AIM OF THE TASK —
From the entries that follow, pick out all lines holding "игрушка".

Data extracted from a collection
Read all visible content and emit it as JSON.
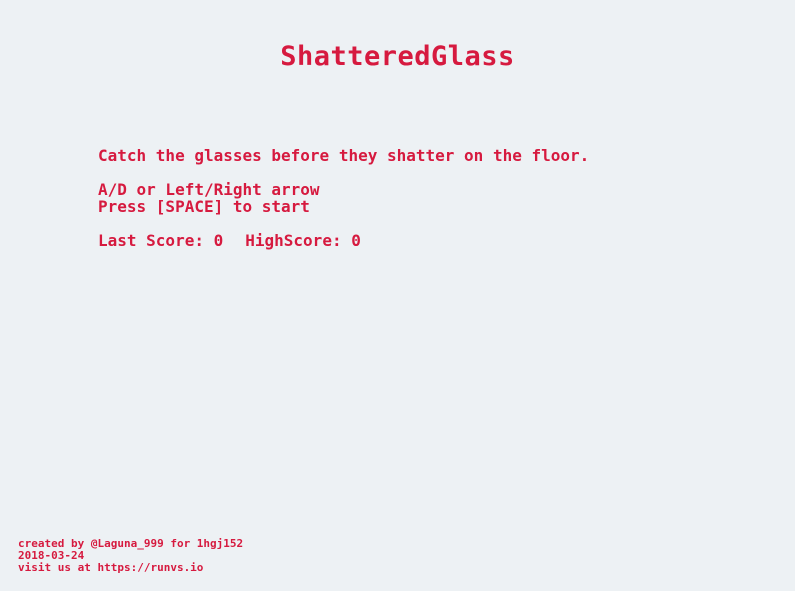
{
  "game": {
    "title": "ShatteredGlass",
    "instructions": {
      "line1": "Catch the glasses before they shatter on the floor.",
      "line2": "A/D or Left/Right arrow",
      "line3": "Press [SPACE] to start"
    },
    "scores": {
      "last_label": "Last Score:",
      "last_value": "0",
      "high_label": "HighScore:",
      "high_value": "0"
    },
    "footer": {
      "credit": "created by @Laguna_999 for 1hgj152",
      "date": "2018-03-24",
      "visit": "visit us at https://runvs.io"
    },
    "colors": {
      "background": "#edf1f4",
      "text": "#d61a3f"
    }
  }
}
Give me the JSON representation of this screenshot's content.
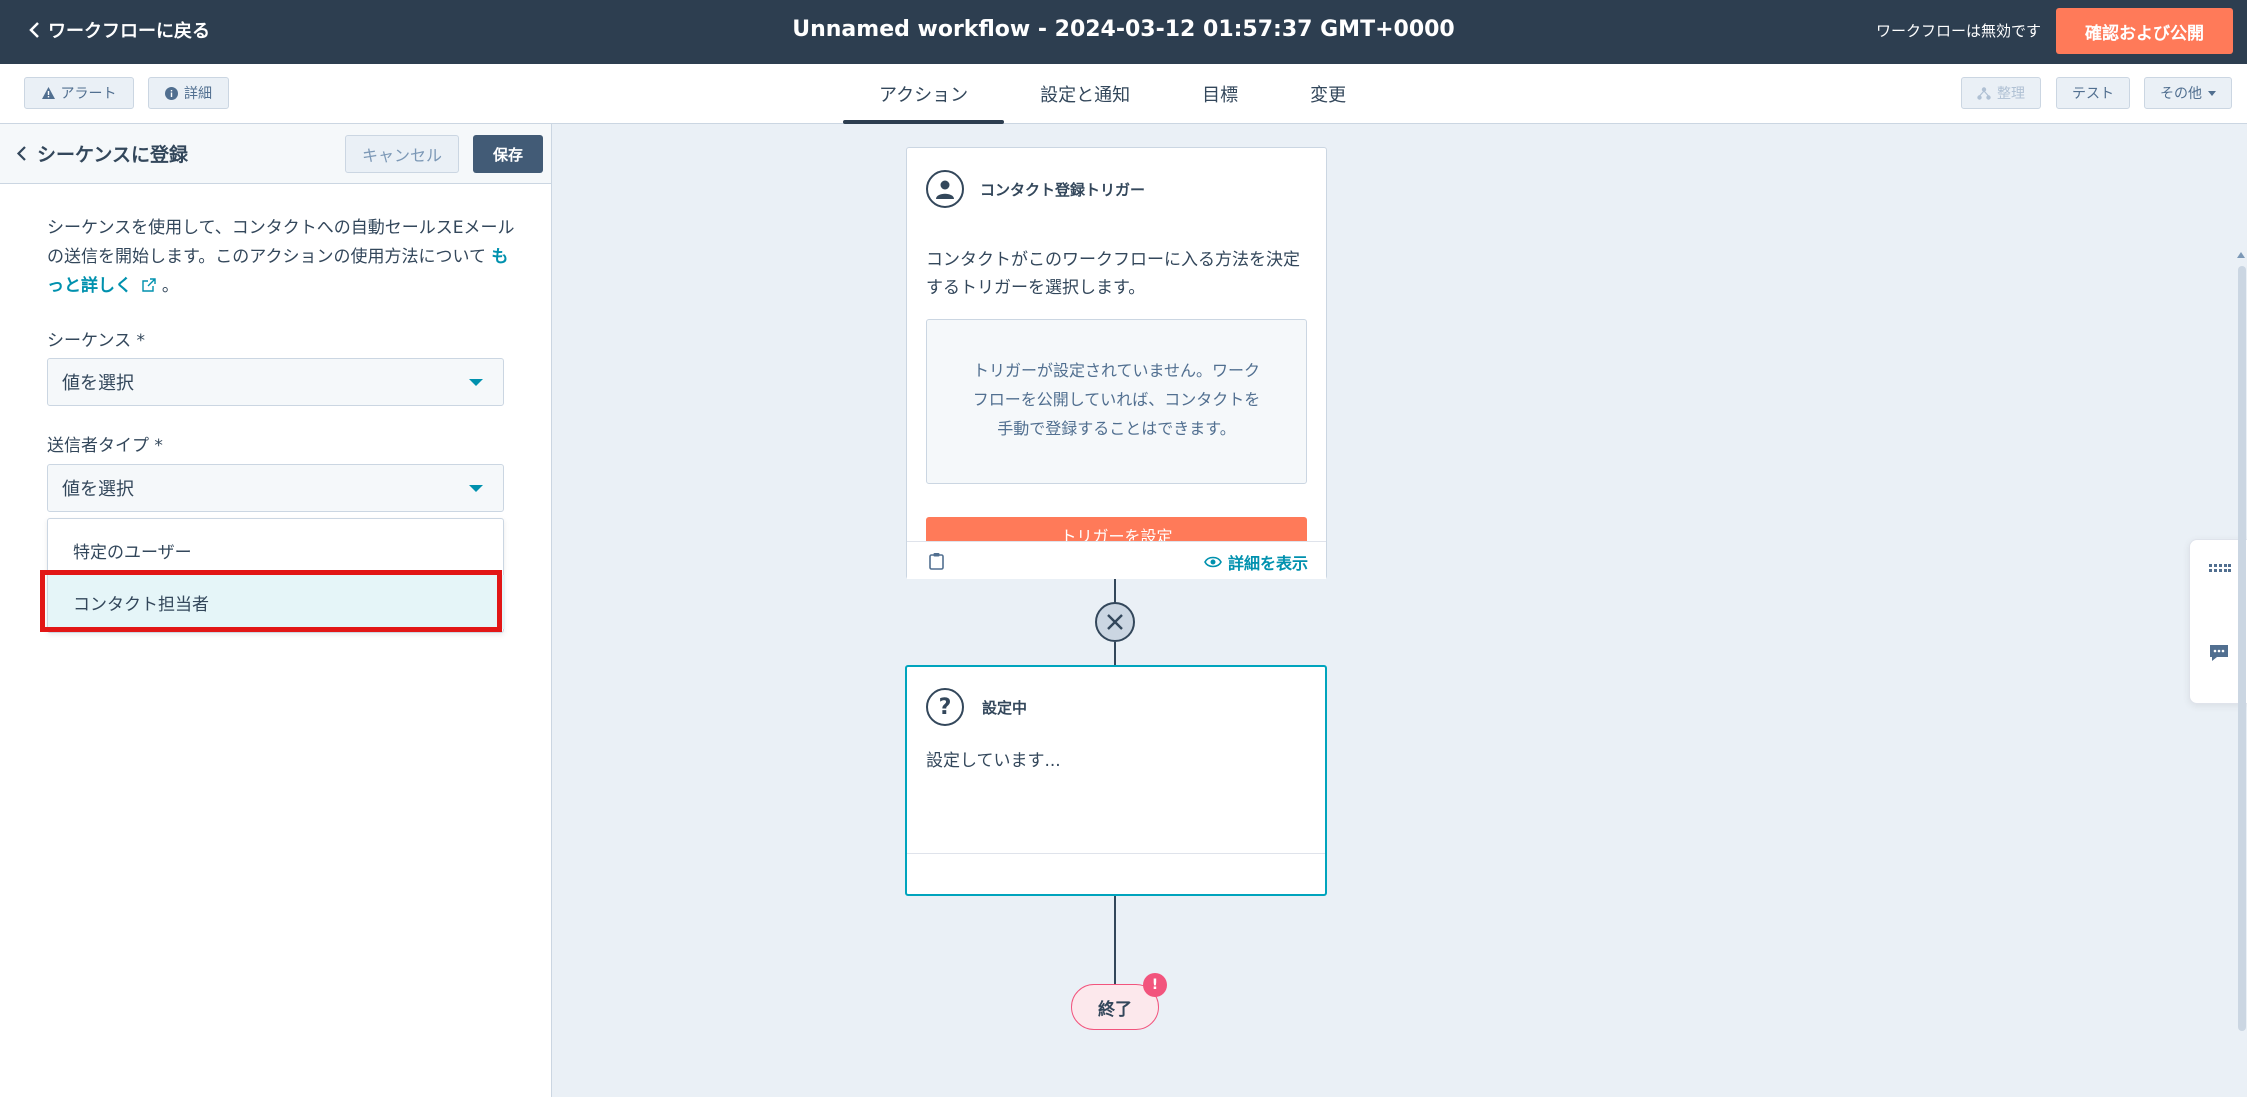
{
  "topbar": {
    "back_label": "ワークフローに戻る",
    "title": "Unnamed workflow - 2024-03-12 01:57:37 GMT+0000",
    "status": "ワークフローは無効です",
    "publish_label": "確認および公開"
  },
  "subbar": {
    "alert_label": "アラート",
    "details_label": "詳細",
    "tabs": [
      "アクション",
      "設定と通知",
      "目標",
      "変更"
    ],
    "active_tab": "アクション",
    "organize_label": "整理",
    "test_label": "テスト",
    "more_label": "その他"
  },
  "panel": {
    "title": "シーケンスに登録",
    "cancel_label": "キャンセル",
    "save_label": "保存",
    "description": "シーケンスを使用して、コンタクトへの自動セールスEメールの送信を開始します。このアクションの使用方法について",
    "learn_more": "もっと詳しく",
    "learn_more_suffix": "。",
    "sequence_label": "シーケンス *",
    "sequence_value": "値を選択",
    "sender_label": "送信者タイプ *",
    "sender_value": "値を選択",
    "dropdown_options": [
      "特定のユーザー",
      "コンタクト担当者"
    ],
    "highlighted_option": "コンタクト担当者"
  },
  "canvas": {
    "trigger_card": {
      "title": "コンタクト登録トリガー",
      "text": "コンタクトがこのワークフローに入る方法を決定するトリガーを選択します。",
      "empty_message": "トリガーが設定されていません。ワークフローを公開していれば、コンタクトを手動で登録することはできます。",
      "button_label": "トリガーを設定",
      "details_label": "詳細を表示"
    },
    "action_card": {
      "title": "設定中",
      "body": "設定しています..."
    },
    "end_label": "終了",
    "end_badge": "!"
  },
  "colors": {
    "topbar_bg": "#2d3e50",
    "accent_orange": "#ff7a59",
    "link_teal": "#0091ae",
    "highlight_red": "#e21616"
  }
}
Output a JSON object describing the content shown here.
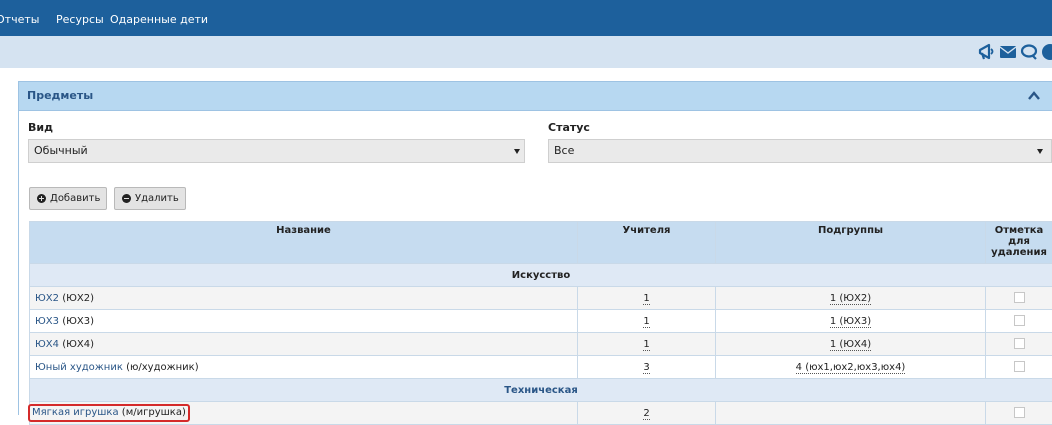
{
  "topnav": {
    "items": [
      "Отчеты",
      "Ресурсы",
      "Одаренные дети"
    ]
  },
  "toolbar_icons": [
    "megaphone-icon",
    "mail-icon",
    "chat-icon",
    "help-icon"
  ],
  "panel": {
    "title": "Предметы"
  },
  "filters": {
    "vid_label": "Вид",
    "vid_value": "Обычный",
    "status_label": "Статус",
    "status_value": "Все"
  },
  "buttons": {
    "add": "Добавить",
    "delete": "Удалить"
  },
  "table": {
    "headers": [
      "Название",
      "Учителя",
      "Подгруппы",
      "Отметка для удаления"
    ],
    "groups": [
      {
        "name": "Искусство",
        "rows": [
          {
            "link": "ЮХ2",
            "short": "(ЮХ2)",
            "teachers": "1",
            "subgroups": "1 (ЮХ2)"
          },
          {
            "link": "ЮХ3",
            "short": "(ЮХ3)",
            "teachers": "1",
            "subgroups": "1 (ЮХ3)"
          },
          {
            "link": "ЮХ4",
            "short": "(ЮХ4)",
            "teachers": "1",
            "subgroups": "1 (ЮХ4)"
          },
          {
            "link": "Юный художник",
            "short": "(ю/художник)",
            "teachers": "3",
            "subgroups": "4 (юх1,юх2,юх3,юх4)"
          }
        ]
      },
      {
        "name": "Техническая",
        "rows": [
          {
            "link": "Мягкая игрушка",
            "short": "(м/игрушка)",
            "teachers": "2",
            "subgroups": ""
          }
        ]
      }
    ]
  },
  "colors": {
    "topbar": "#1d609c",
    "subbar": "#d5e3f1",
    "panel_header": "#b7d8f1",
    "link": "#2a5687",
    "highlight": "#d42a2a"
  }
}
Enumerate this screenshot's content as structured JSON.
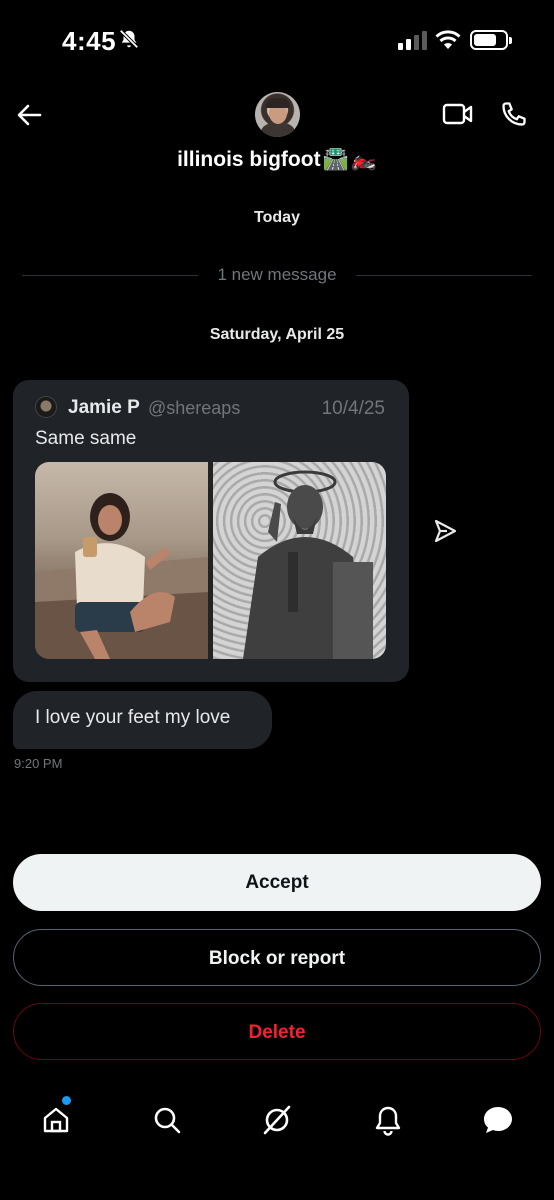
{
  "status_bar": {
    "time": "4:45",
    "silent_icon": "bell-slash-icon",
    "signal_icon": "cellular-signal-icon",
    "wifi_icon": "wifi-icon",
    "battery_icon": "battery-icon"
  },
  "header": {
    "back_icon": "arrow-left-icon",
    "contact_name": "illinois bigfoot",
    "name_emojis": [
      "🛣️",
      "🏍️"
    ],
    "video_icon": "video-camera-icon",
    "call_icon": "phone-icon"
  },
  "conversation": {
    "date_today": "Today",
    "new_message_divider": "1 new message",
    "date_saturday": "Saturday, April 25",
    "quoted_post": {
      "author_name": "Jamie P",
      "author_handle": "@shereaps",
      "date": "10/4/25",
      "text": "Same same",
      "images": [
        "photo-woman-with-coffee",
        "photo-statue-of-saint"
      ]
    },
    "share_icon": "share-arrow-icon",
    "message": {
      "text": "I love your feet my love",
      "time": "9:20 PM"
    }
  },
  "actions": {
    "accept_label": "Accept",
    "block_label": "Block or report",
    "delete_label": "Delete"
  },
  "bottom_nav": {
    "items": [
      {
        "icon": "home-icon",
        "has_badge": true
      },
      {
        "icon": "search-icon"
      },
      {
        "icon": "grok-icon"
      },
      {
        "icon": "bell-icon"
      },
      {
        "icon": "messages-icon",
        "active": true
      }
    ]
  },
  "colors": {
    "background": "#000000",
    "bubble": "#202327",
    "muted": "#71767b",
    "accent_blue": "#1d9bf0",
    "danger": "#f4212e"
  }
}
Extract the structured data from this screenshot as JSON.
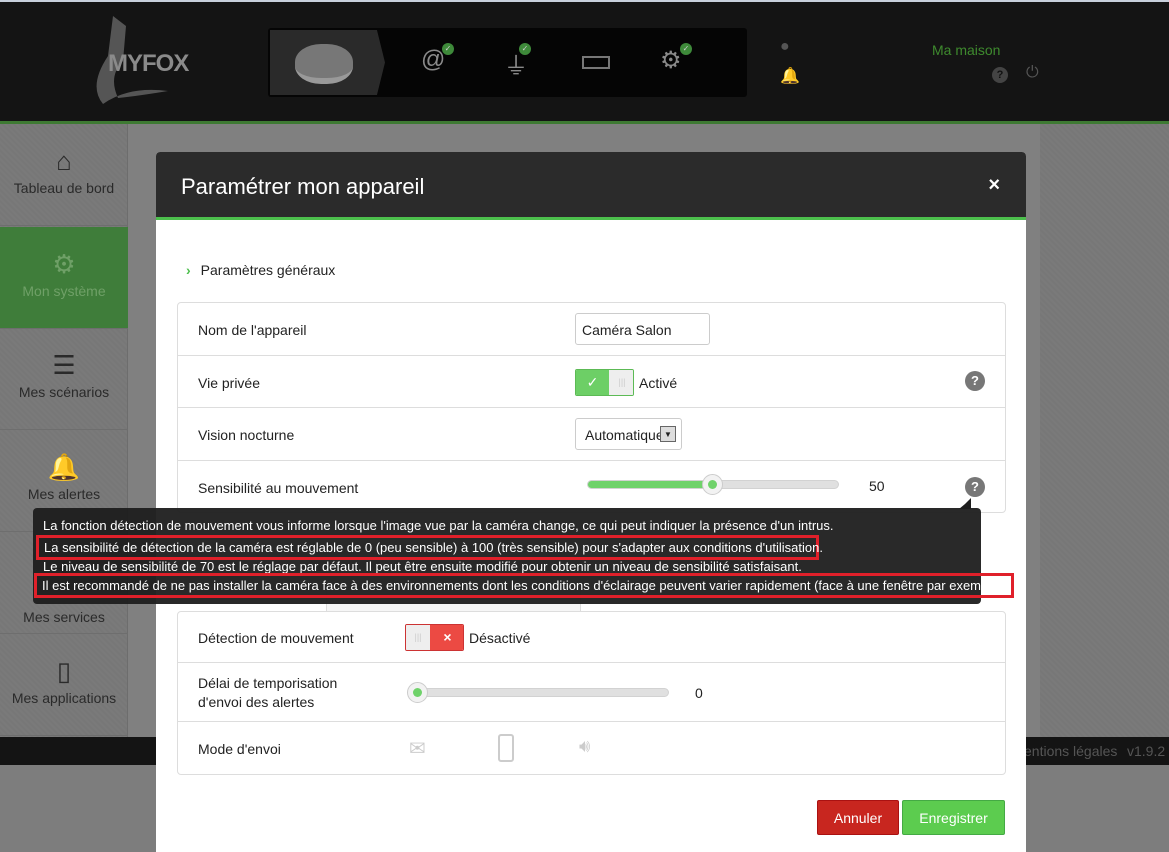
{
  "header": {
    "logo": "MYFOX",
    "home_name": "Ma maison",
    "status_icons": [
      "device-icon",
      "internet-icon",
      "power-plug-icon",
      "battery-icon",
      "settings-icon"
    ],
    "accent": "#4cbf4c"
  },
  "sidebar": {
    "items": [
      {
        "label": "Tableau de bord",
        "icon": "home-icon"
      },
      {
        "label": "Mon système",
        "icon": "gears-icon",
        "active": true
      },
      {
        "label": "Mes scénarios",
        "icon": "scenarios-icon"
      },
      {
        "label": "Mes alertes",
        "icon": "bell-icon"
      },
      {
        "label": "Mes services",
        "icon": "services-icon"
      },
      {
        "label": "Mes applications",
        "icon": "phone-icon"
      }
    ]
  },
  "footer": {
    "legal": "entions légales",
    "version": "v1.9.2"
  },
  "modal": {
    "title": "Paramétrer mon appareil",
    "close": "×",
    "section": "Paramètres généraux",
    "rows": {
      "name": {
        "label": "Nom de l'appareil",
        "value": "Caméra Salon"
      },
      "privacy": {
        "label": "Vie privée",
        "state": "Activé",
        "on": true
      },
      "night": {
        "label": "Vision nocturne",
        "value": "Automatique"
      },
      "sensitivity": {
        "label": "Sensibilité au mouvement",
        "value": "50",
        "min": 0,
        "max": 100
      },
      "motion": {
        "label": "Détection de mouvement",
        "state": "Désactivé",
        "on": false
      },
      "delay": {
        "label1": "Délai de temporisation",
        "label2": "d'envoi des alertes",
        "value": "0"
      },
      "mode": {
        "label": "Mode d'envoi",
        "icons": [
          "mail-icon",
          "mobile-icon",
          "siren-icon"
        ]
      }
    },
    "cancel": "Annuler",
    "save": "Enregistrer"
  },
  "tooltip": {
    "lines": [
      "La fonction détection de mouvement vous informe lorsque l'image vue par la caméra change, ce qui peut indiquer la présence d'un intrus.",
      "La sensibilité de détection de la caméra est réglable de 0 (peu sensible) à 100 (très sensible) pour s'adapter aux conditions d'utilisation.",
      "Le niveau de sensibilité de 70 est le réglage par défaut. Il peut être ensuite modifié pour obtenir un niveau de sensibilité satisfaisant.",
      "Il est recommandé de ne pas installer la caméra face à des environnements dont les conditions d'éclairage peuvent varier rapidement (face à une fenêtre par exemple)."
    ]
  }
}
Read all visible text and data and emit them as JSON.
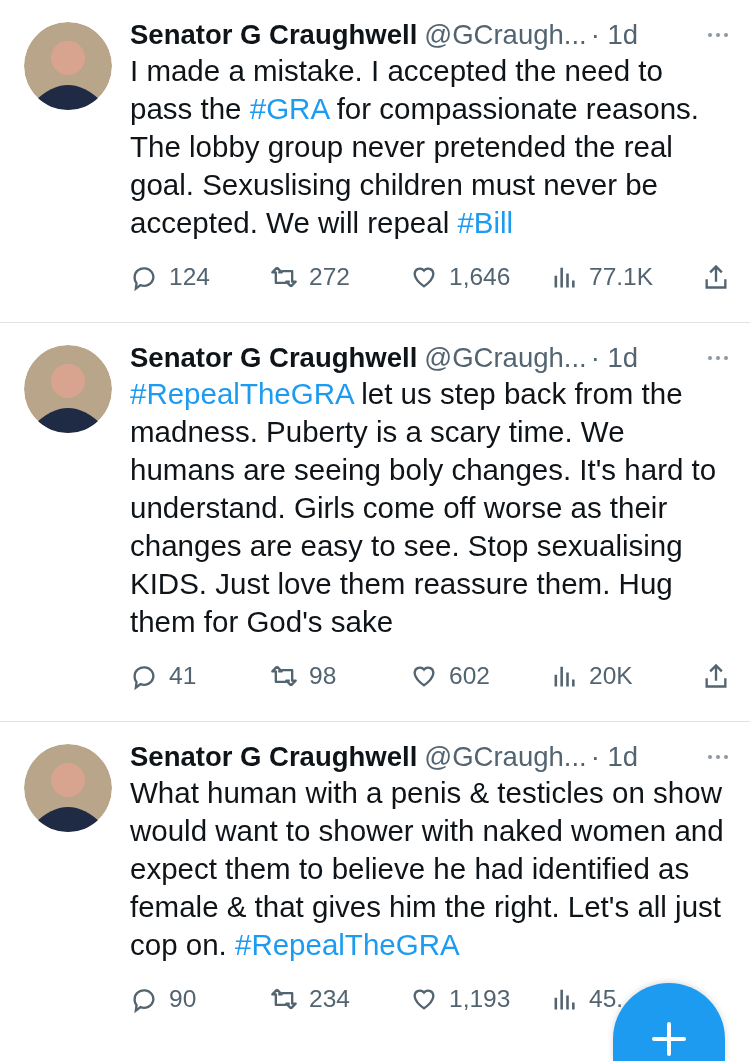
{
  "tweets": [
    {
      "name": "Senator G Craughwell",
      "handle": "@GCraugh...",
      "time": "· 1d",
      "text": [
        {
          "kind": "text",
          "t": "I made a mistake. I accepted the need to pass the "
        },
        {
          "kind": "hashtag",
          "t": "#GRA"
        },
        {
          "kind": "text",
          "t": " for compassionate reasons. The lobby group never pretended the real goal.  Sexuslising children must never be accepted. We will repeal "
        },
        {
          "kind": "hashtag",
          "t": "#Bill"
        }
      ],
      "replies": "124",
      "retweets": "272",
      "likes": "1,646",
      "views": "77.1K"
    },
    {
      "name": "Senator G Craughwell",
      "handle": "@GCraugh...",
      "time": "· 1d",
      "text": [
        {
          "kind": "hashtag",
          "t": "#RepealTheGRA"
        },
        {
          "kind": "text",
          "t": " let us step back from the madness.  Puberty is a scary time.  We humans are seeing boly changes. It's hard to understand. Girls come off worse as their changes are easy to see. Stop sexualising KIDS.  Just love them reassure them. Hug them for God's sake"
        }
      ],
      "replies": "41",
      "retweets": "98",
      "likes": "602",
      "views": "20K"
    },
    {
      "name": "Senator G Craughwell",
      "handle": "@GCraugh...",
      "time": "· 1d",
      "text": [
        {
          "kind": "text",
          "t": "What human with a penis & testicles on show would want to shower with naked women and expect them to believe he had identified as female & that gives him the right. Let's all just cop on. "
        },
        {
          "kind": "hashtag",
          "t": "#RepealTheGRA"
        }
      ],
      "replies": "90",
      "retweets": "234",
      "likes": "1,193",
      "views": "45."
    }
  ]
}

RESULT OF THE TASK —
            "link": "Мягкая игрушка",
            "short": "(м/игрушка)",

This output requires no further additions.